▸ **Records for this task**
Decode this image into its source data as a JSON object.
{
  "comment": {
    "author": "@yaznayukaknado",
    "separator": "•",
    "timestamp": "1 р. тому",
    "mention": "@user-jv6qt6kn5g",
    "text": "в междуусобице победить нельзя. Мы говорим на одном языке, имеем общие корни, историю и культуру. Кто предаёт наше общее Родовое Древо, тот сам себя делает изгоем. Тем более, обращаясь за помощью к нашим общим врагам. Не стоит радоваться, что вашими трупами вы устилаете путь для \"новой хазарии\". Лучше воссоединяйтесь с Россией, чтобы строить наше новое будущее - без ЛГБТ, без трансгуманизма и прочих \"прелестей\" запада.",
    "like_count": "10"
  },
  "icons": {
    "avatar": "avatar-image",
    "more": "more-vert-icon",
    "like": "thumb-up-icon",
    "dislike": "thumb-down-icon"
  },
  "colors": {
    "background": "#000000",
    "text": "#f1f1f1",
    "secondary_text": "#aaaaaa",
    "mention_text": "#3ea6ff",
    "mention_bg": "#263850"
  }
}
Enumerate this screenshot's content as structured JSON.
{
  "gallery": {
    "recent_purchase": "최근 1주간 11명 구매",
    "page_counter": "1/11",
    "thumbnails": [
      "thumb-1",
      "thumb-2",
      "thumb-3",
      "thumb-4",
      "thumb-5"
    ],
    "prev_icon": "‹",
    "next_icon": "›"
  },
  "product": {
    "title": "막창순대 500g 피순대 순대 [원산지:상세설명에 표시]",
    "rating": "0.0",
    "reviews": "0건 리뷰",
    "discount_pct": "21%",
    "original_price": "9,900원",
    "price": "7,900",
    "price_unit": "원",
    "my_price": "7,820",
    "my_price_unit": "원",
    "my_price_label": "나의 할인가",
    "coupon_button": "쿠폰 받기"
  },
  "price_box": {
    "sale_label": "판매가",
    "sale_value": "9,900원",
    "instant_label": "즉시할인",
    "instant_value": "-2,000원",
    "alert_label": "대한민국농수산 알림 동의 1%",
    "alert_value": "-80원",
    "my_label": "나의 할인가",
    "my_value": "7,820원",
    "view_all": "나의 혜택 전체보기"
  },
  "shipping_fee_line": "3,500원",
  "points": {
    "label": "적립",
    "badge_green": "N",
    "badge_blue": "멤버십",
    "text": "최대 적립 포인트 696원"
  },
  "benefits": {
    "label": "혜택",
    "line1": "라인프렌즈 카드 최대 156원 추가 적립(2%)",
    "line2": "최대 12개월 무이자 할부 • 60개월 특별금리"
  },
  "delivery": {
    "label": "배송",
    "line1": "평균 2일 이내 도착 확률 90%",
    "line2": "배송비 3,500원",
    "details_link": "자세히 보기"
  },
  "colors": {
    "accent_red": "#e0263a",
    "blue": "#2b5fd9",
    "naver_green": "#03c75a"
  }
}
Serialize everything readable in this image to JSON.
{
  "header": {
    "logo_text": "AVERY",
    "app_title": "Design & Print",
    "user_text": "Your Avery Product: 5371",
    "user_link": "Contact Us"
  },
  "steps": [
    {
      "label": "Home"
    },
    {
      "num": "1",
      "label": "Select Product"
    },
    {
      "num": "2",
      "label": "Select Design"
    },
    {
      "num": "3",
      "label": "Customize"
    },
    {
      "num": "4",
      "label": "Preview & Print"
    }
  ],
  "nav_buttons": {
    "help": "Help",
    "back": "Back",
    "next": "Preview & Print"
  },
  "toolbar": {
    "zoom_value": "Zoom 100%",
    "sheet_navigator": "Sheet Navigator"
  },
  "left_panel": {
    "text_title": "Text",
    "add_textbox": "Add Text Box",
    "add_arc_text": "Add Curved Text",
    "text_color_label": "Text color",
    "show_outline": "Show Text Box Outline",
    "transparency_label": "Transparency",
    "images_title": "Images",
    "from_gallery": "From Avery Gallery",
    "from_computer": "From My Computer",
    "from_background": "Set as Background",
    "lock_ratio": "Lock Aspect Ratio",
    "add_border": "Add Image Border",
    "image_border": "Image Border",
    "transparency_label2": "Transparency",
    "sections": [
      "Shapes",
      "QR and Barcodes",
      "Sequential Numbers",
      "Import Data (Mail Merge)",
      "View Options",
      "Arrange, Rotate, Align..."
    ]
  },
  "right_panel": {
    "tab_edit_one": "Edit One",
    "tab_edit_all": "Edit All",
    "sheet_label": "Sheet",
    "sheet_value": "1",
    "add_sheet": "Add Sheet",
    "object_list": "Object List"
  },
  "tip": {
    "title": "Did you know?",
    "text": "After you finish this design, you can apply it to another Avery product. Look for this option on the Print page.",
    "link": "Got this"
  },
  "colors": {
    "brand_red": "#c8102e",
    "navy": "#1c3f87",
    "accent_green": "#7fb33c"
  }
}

▸ **Work to complete**
In the data above, how many lines contain the string "Border"? Answer with the number only.

▸ **Response**
2